WORK TO DO
Select the lines below containing the word "不患无位".

— Start of SOURCE MATERIAL —

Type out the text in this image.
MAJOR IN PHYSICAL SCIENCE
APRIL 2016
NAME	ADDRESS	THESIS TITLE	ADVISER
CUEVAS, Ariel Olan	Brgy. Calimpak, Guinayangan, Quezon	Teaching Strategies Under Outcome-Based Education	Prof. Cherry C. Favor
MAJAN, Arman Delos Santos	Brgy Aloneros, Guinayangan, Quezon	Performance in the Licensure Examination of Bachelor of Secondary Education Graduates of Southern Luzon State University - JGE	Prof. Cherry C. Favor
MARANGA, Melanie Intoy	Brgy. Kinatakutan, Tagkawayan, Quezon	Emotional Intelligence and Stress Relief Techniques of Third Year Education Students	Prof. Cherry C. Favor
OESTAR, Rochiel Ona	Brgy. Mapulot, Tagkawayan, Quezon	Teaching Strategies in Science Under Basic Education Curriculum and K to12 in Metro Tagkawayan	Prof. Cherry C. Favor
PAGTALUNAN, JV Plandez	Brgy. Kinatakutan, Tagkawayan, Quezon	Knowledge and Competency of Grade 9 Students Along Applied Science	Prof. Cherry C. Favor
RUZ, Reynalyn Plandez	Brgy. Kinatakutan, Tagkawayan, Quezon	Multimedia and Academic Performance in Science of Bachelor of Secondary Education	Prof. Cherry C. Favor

— End of SOURCE MATERIAL —
— Start of SOURCE MATERIAL —

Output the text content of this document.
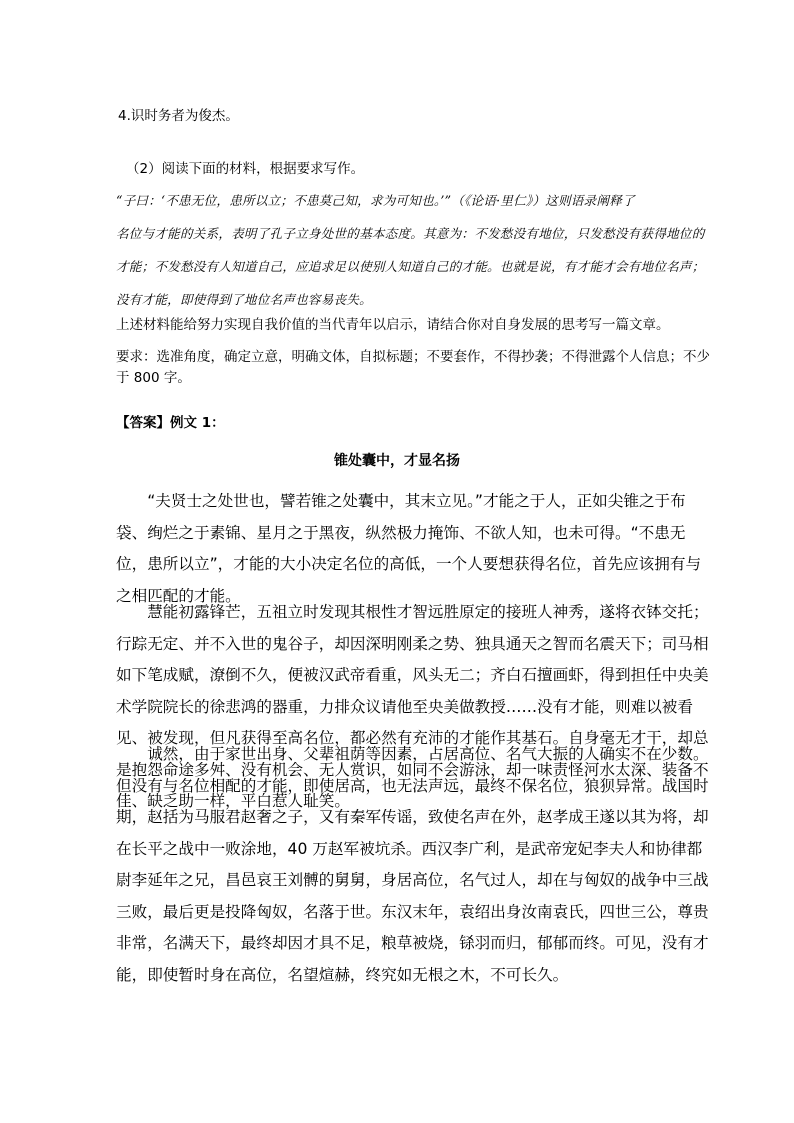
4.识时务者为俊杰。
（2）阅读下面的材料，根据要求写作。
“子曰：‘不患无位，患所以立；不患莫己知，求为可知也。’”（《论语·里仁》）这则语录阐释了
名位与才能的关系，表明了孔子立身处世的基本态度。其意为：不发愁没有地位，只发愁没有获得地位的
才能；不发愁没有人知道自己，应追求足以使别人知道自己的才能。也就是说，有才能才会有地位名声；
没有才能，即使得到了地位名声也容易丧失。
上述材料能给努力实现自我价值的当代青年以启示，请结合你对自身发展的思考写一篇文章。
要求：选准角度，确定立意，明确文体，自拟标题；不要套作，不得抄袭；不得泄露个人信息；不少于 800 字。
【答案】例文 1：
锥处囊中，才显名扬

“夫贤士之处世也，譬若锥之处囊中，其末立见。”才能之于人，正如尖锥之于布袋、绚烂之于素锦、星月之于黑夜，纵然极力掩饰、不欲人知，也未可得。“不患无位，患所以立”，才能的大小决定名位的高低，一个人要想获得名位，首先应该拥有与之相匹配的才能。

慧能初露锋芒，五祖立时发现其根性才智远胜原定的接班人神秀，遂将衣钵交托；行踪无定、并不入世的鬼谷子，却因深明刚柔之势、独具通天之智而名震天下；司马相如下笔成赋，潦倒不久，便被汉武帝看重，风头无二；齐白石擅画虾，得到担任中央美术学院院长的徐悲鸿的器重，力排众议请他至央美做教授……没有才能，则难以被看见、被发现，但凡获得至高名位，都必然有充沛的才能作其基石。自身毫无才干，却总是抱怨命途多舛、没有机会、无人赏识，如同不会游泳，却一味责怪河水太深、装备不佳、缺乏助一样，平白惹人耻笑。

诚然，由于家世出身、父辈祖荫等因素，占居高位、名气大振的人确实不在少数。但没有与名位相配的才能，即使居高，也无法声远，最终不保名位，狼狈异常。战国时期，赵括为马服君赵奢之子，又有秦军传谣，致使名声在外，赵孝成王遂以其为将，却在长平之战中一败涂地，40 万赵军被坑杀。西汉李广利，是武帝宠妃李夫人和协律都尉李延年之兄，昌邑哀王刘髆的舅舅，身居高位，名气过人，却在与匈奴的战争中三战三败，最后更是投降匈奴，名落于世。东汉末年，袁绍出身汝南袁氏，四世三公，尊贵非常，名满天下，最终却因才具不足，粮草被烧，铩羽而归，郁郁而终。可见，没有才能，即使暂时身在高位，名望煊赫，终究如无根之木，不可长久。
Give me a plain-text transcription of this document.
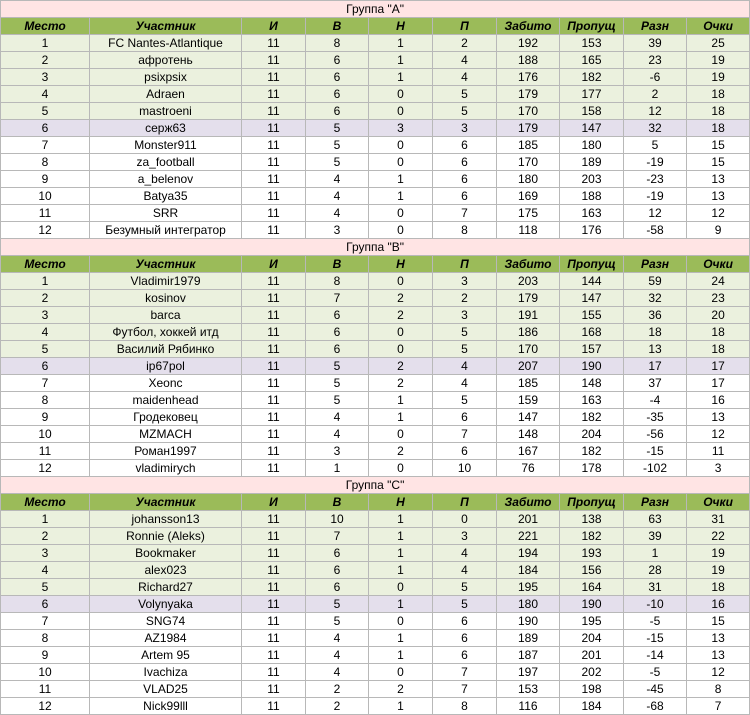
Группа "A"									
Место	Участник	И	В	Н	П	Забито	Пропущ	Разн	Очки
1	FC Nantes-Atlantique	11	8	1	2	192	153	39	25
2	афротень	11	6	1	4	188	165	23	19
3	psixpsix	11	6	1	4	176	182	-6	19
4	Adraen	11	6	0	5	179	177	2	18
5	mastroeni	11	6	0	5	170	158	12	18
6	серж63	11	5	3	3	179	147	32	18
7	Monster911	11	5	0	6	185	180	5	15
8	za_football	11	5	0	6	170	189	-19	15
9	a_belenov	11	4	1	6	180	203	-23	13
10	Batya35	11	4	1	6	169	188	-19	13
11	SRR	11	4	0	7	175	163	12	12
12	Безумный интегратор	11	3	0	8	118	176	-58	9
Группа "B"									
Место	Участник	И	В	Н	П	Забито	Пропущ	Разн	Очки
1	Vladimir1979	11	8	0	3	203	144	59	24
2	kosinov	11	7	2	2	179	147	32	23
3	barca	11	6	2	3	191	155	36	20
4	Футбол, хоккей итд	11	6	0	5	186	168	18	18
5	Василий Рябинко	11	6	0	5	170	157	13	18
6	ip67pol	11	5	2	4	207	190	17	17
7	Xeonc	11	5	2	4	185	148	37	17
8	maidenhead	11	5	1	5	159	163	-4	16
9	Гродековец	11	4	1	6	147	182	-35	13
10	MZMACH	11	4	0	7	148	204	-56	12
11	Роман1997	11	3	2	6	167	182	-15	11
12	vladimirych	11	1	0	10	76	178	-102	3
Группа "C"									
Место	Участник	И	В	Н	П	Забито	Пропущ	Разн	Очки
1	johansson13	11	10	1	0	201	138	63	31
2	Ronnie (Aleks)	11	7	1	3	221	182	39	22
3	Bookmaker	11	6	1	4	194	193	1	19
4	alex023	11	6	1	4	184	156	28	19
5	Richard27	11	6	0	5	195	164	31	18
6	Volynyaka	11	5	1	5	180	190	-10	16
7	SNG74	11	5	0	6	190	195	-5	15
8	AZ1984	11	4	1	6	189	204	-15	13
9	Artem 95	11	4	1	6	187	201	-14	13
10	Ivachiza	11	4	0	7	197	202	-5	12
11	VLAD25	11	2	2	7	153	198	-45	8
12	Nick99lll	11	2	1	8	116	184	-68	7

— End of SOURCE MATERIAL —

RESPONSE TO THIS TASK
“子曰：‘不患无位，患所以立；不患莫己知，求为可知也。’”（《论语·里仁》）这则语录阐释了
“夫贤士之处世也，譬若锥之处囊中，其末立见。”才能之于人，正如尖锥之于布袋、绚烂之于素锦、星月之于黑夜，纵然极力掩饰、不欲人知，也未可得。“不患无位，患所以立”，才能的大小决定名位的高低，一个人要想获得名位，首先应该拥有与之相匹配的才能。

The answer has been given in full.